Challenge: Only lines holding the word "inst" should be copied from the material.

Entries supplied:
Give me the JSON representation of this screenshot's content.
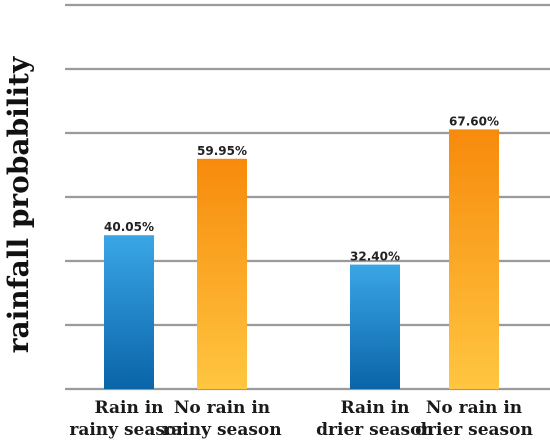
{
  "chart_data": {
    "type": "bar",
    "ylabel": "rainfall probability",
    "xlabel": "",
    "ylim": [
      0,
      100
    ],
    "grid": true,
    "categories": [
      [
        "Rain in",
        "rainy season"
      ],
      [
        "No rain in",
        "rainy season"
      ],
      [
        "Rain in",
        "drier season"
      ],
      [
        "No rain in",
        "drier season"
      ]
    ],
    "values": [
      40.05,
      59.95,
      32.4,
      67.6
    ],
    "data_labels": [
      "40.05%",
      "59.95%",
      "32.40%",
      "67.60%"
    ],
    "bar_kinds": [
      "rain",
      "no-rain",
      "rain",
      "no-rain"
    ],
    "colors": {
      "rain_top": "#3aa6e6",
      "rain_bottom": "#0a64a8",
      "no_rain_top": "#f78a0c",
      "no_rain_bottom": "#ffc640"
    }
  }
}
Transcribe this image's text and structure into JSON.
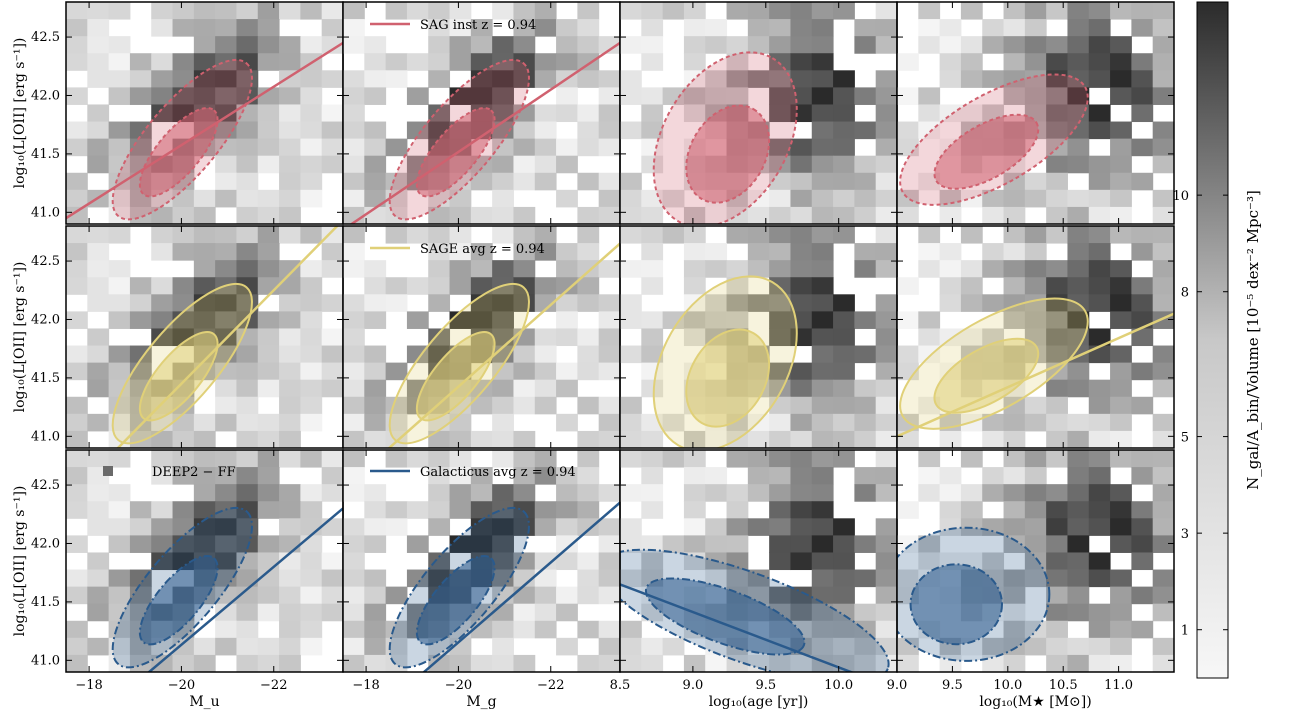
{
  "figure": {
    "row_ylabel": "log₁₀(L[OII] [erg s⁻¹])",
    "colorbar": {
      "label": "N_gal/A_bin/Volume [10⁻⁵ dex⁻² Mpc⁻³]",
      "ticks": [
        "1",
        "3",
        "5",
        "8",
        "10"
      ],
      "colors": {
        "low": "#f7f7f7",
        "high": "#2b2b2b"
      }
    },
    "column_xlabels": [
      "M_u",
      "M_g",
      "log₁₀(age [yr])",
      "log₁₀(M★ [M⊙])"
    ],
    "legends": {
      "sag": "SAG inst z = 0.94",
      "sage": "SAGE avg z = 0.94",
      "deep2": "DEEP2 − FF",
      "galacticus": "Galacticus avg z = 0.94"
    },
    "model_colors": {
      "sag": "#d0616f",
      "sage": "#e0d078",
      "galacticus": "#2a5a8c"
    }
  },
  "chart_data": [
    {
      "type": "heatmap",
      "description_overlay": "contour + linear fit per model row",
      "columns": [
        {
          "xlabel": "M_u",
          "xlim": [
            -17.5,
            -23.5
          ],
          "xticks": [
            "−18",
            "−20",
            "−22"
          ],
          "xtick_values": [
            -18,
            -20,
            -22
          ]
        },
        {
          "xlabel": "M_g",
          "xlim": [
            -17.5,
            -23.5
          ],
          "xticks": [
            "−18",
            "−20",
            "−22"
          ],
          "xtick_values": [
            -18,
            -20,
            -22
          ]
        },
        {
          "xlabel": "log₁₀(age [yr])",
          "xlim": [
            8.5,
            10.4
          ],
          "xticks": [
            "8.5",
            "9.0",
            "9.5",
            "10.0"
          ],
          "xtick_values": [
            8.5,
            9.0,
            9.5,
            10.0
          ]
        },
        {
          "xlabel": "log₁₀(M★ [M⊙])",
          "xlim": [
            9.0,
            11.5
          ],
          "xticks": [
            "9.0",
            "9.5",
            "10.0",
            "10.5",
            "11.0"
          ],
          "xtick_values": [
            9.0,
            9.5,
            10.0,
            10.5,
            11.0
          ]
        }
      ],
      "ylim": [
        40.9,
        42.8
      ],
      "yticks": [
        "41.0",
        "41.5",
        "42.0",
        "42.5"
      ],
      "ytick_values": [
        41.0,
        41.5,
        42.0,
        42.5
      ],
      "rows": [
        {
          "model": "SAG inst z = 0.94",
          "color": "#d0616f",
          "fits": [
            {
              "x": [
                -17.5,
                -23.5
              ],
              "y": [
                40.95,
                42.45
              ]
            },
            {
              "x": [
                -17.5,
                -23.5
              ],
              "y": [
                40.85,
                42.45
              ]
            },
            null,
            null
          ]
        },
        {
          "model": "SAGE avg z = 0.94",
          "color": "#e0d078",
          "fits": [
            {
              "x": [
                -17.5,
                -23.5
              ],
              "y": [
                40.45,
                42.85
              ]
            },
            {
              "x": [
                -17.5,
                -23.5
              ],
              "y": [
                40.55,
                42.65
              ]
            },
            null,
            {
              "x": [
                9.0,
                11.5
              ],
              "y": [
                41.0,
                42.05
              ]
            }
          ]
        },
        {
          "model": "Galacticus avg z = 0.94",
          "color": "#2a5a8c",
          "fits": [
            {
              "x": [
                -17.5,
                -23.5
              ],
              "y": [
                40.3,
                42.3
              ]
            },
            {
              "x": [
                -17.5,
                -23.5
              ],
              "y": [
                40.3,
                42.35
              ]
            },
            {
              "x": [
                8.5,
                10.4
              ],
              "y": [
                41.65,
                40.75
              ]
            },
            null
          ]
        }
      ]
    }
  ]
}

Solution to this exercise:
      "sag": "SAG inst z = 0.94",
          "model": "SAG inst z = 0.94",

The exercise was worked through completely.